Skip the pictures and repeat each line of the data exactly.

══════════════════════════════

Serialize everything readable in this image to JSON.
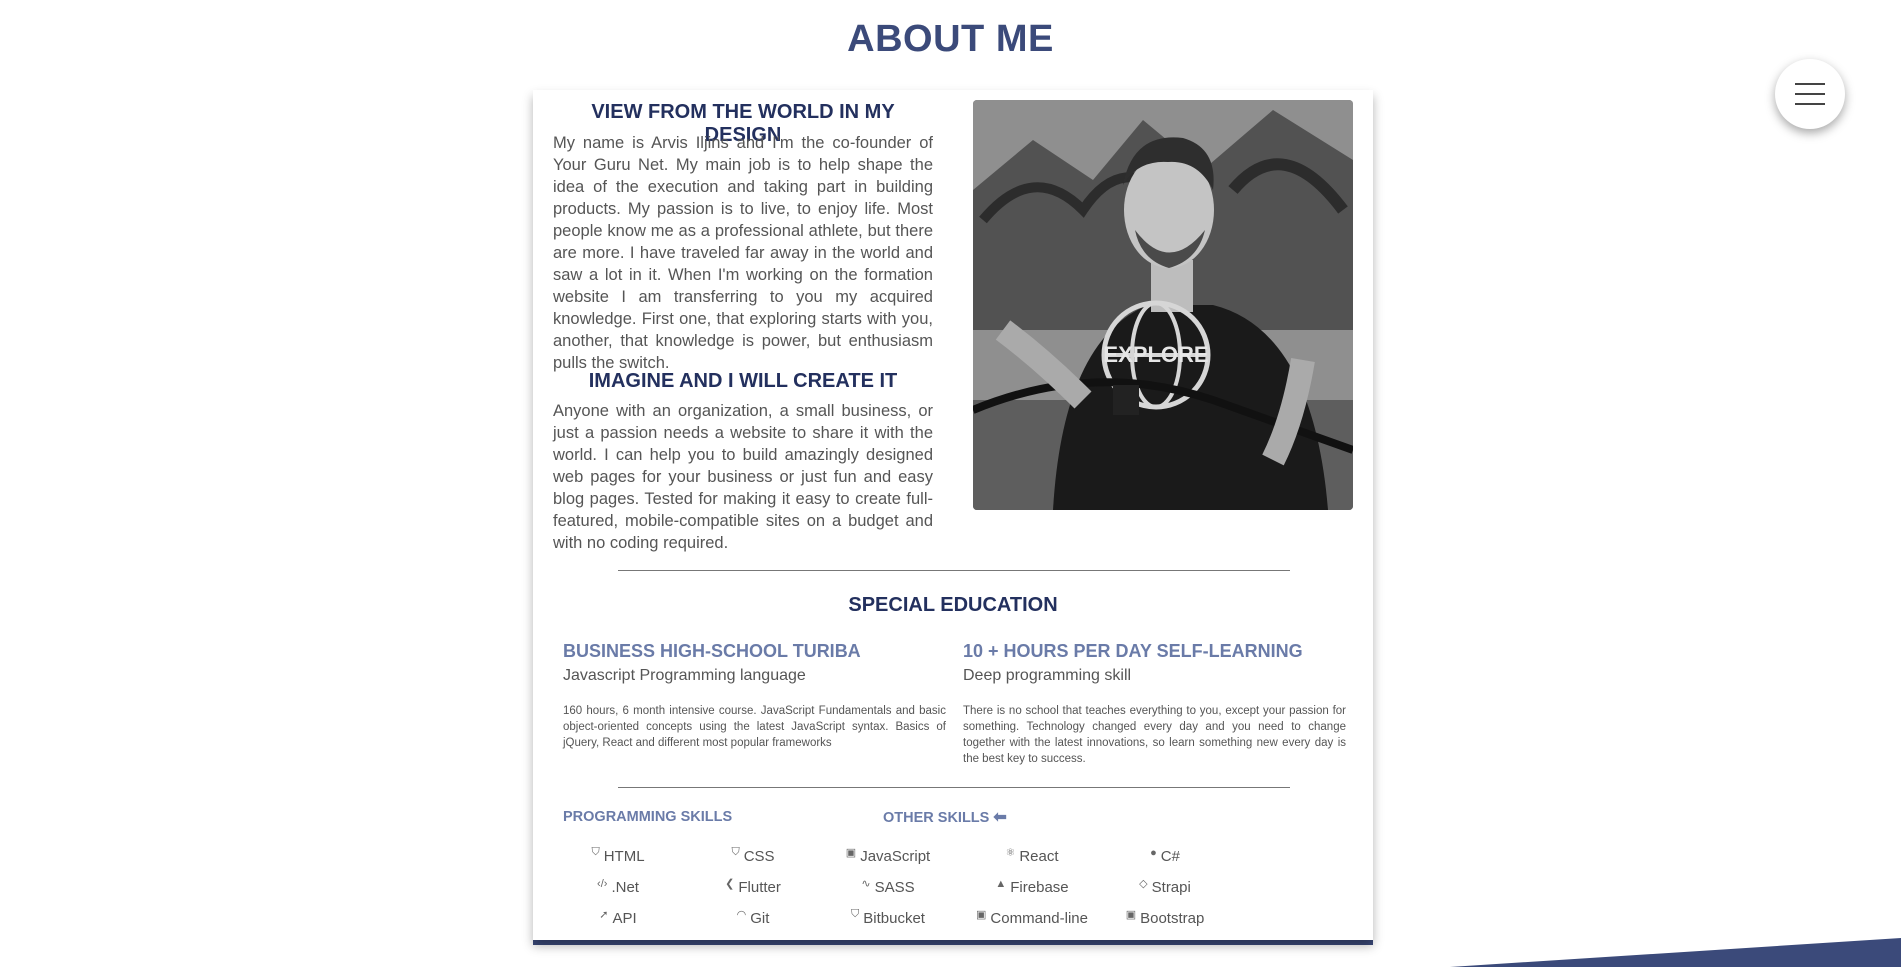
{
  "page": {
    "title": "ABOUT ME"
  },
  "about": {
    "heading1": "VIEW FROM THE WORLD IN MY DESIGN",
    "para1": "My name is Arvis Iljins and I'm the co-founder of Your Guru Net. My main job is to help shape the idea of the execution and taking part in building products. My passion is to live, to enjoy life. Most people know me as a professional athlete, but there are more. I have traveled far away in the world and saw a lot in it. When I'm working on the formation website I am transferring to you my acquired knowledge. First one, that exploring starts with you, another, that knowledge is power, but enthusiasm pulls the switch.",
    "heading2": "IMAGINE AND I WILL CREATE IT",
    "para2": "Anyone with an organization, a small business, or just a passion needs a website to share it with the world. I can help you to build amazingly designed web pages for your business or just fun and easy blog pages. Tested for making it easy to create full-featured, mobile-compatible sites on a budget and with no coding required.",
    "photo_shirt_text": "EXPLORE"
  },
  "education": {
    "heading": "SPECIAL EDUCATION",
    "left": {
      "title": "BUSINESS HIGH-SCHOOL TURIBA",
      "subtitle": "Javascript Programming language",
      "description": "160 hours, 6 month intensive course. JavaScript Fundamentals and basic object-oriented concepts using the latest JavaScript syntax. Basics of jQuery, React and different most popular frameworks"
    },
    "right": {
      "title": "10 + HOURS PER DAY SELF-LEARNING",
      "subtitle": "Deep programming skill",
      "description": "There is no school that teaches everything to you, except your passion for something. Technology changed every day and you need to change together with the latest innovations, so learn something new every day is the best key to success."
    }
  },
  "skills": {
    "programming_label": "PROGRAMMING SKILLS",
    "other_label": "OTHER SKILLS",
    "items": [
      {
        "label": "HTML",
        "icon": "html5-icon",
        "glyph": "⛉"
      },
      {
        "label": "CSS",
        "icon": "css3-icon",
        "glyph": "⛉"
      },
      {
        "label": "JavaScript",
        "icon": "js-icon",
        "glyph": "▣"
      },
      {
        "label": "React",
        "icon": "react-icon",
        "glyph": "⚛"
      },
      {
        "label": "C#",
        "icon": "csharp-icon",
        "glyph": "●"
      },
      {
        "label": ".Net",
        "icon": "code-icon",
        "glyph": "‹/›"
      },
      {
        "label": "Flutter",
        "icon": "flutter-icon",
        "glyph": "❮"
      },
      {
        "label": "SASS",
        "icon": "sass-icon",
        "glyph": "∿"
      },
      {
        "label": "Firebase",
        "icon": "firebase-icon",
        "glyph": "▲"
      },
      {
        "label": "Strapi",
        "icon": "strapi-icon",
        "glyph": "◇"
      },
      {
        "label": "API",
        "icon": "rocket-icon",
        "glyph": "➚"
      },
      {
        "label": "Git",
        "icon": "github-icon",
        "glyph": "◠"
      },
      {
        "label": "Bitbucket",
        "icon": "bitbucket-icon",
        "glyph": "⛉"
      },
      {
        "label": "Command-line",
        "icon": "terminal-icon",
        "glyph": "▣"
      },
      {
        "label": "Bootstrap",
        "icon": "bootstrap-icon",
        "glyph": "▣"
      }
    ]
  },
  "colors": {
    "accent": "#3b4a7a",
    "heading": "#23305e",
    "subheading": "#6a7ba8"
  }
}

══════════════════════════════

• **Written response**:
Serialize everything readable in this image to JSON.
{
  "page": {
    "title": "ABOUT ME"
  },
  "about": {
    "heading1": "VIEW FROM THE WORLD IN MY DESIGN",
    "para1": "My name is Arvis Iljins and I'm the co-founder of Your Guru Net. My main job is to help shape the idea of the execution and taking part in building products. My passion is to live, to enjoy life. Most people know me as a professional athlete, but there are more. I have traveled far away in the world and saw a lot in it. When I'm working on the formation website I am transferring to you my acquired knowledge. First one, that exploring starts with you, another, that knowledge is power, but enthusiasm pulls the switch.",
    "heading2": "IMAGINE AND I WILL CREATE IT",
    "para2": "Anyone with an organization, a small business, or just a passion needs a website to share it with the world. I can help you to build amazingly designed web pages for your business or just fun and easy blog pages. Tested for making it easy to create full-featured, mobile-compatible sites on a budget and with no coding required.",
    "photo_shirt_text": "EXPLORE"
  },
  "education": {
    "heading": "SPECIAL EDUCATION",
    "left": {
      "title": "BUSINESS HIGH-SCHOOL TURIBA",
      "subtitle": "Javascript Programming language",
      "description": "160 hours, 6 month intensive course. JavaScript Fundamentals and basic object-oriented concepts using the latest JavaScript syntax. Basics of jQuery, React and different most popular frameworks"
    },
    "right": {
      "title": "10 + HOURS PER DAY SELF-LEARNING",
      "subtitle": "Deep programming skill",
      "description": "There is no school that teaches everything to you, except your passion for something. Technology changed every day and you need to change together with the latest innovations, so learn something new every day is the best key to success."
    }
  },
  "skills": {
    "programming_label": "PROGRAMMING SKILLS",
    "other_label": "OTHER SKILLS",
    "items": [
      {
        "label": "HTML",
        "icon": "html5-icon",
        "glyph": "⛉"
      },
      {
        "label": "CSS",
        "icon": "css3-icon",
        "glyph": "⛉"
      },
      {
        "label": "JavaScript",
        "icon": "js-icon",
        "glyph": "▣"
      },
      {
        "label": "React",
        "icon": "react-icon",
        "glyph": "⚛"
      },
      {
        "label": "C#",
        "icon": "csharp-icon",
        "glyph": "●"
      },
      {
        "label": ".Net",
        "icon": "code-icon",
        "glyph": "‹/›"
      },
      {
        "label": "Flutter",
        "icon": "flutter-icon",
        "glyph": "❮"
      },
      {
        "label": "SASS",
        "icon": "sass-icon",
        "glyph": "∿"
      },
      {
        "label": "Firebase",
        "icon": "firebase-icon",
        "glyph": "▲"
      },
      {
        "label": "Strapi",
        "icon": "strapi-icon",
        "glyph": "◇"
      },
      {
        "label": "API",
        "icon": "rocket-icon",
        "glyph": "➚"
      },
      {
        "label": "Git",
        "icon": "github-icon",
        "glyph": "◠"
      },
      {
        "label": "Bitbucket",
        "icon": "bitbucket-icon",
        "glyph": "⛉"
      },
      {
        "label": "Command-line",
        "icon": "terminal-icon",
        "glyph": "▣"
      },
      {
        "label": "Bootstrap",
        "icon": "bootstrap-icon",
        "glyph": "▣"
      }
    ]
  },
  "colors": {
    "accent": "#3b4a7a",
    "heading": "#23305e",
    "subheading": "#6a7ba8"
  }
}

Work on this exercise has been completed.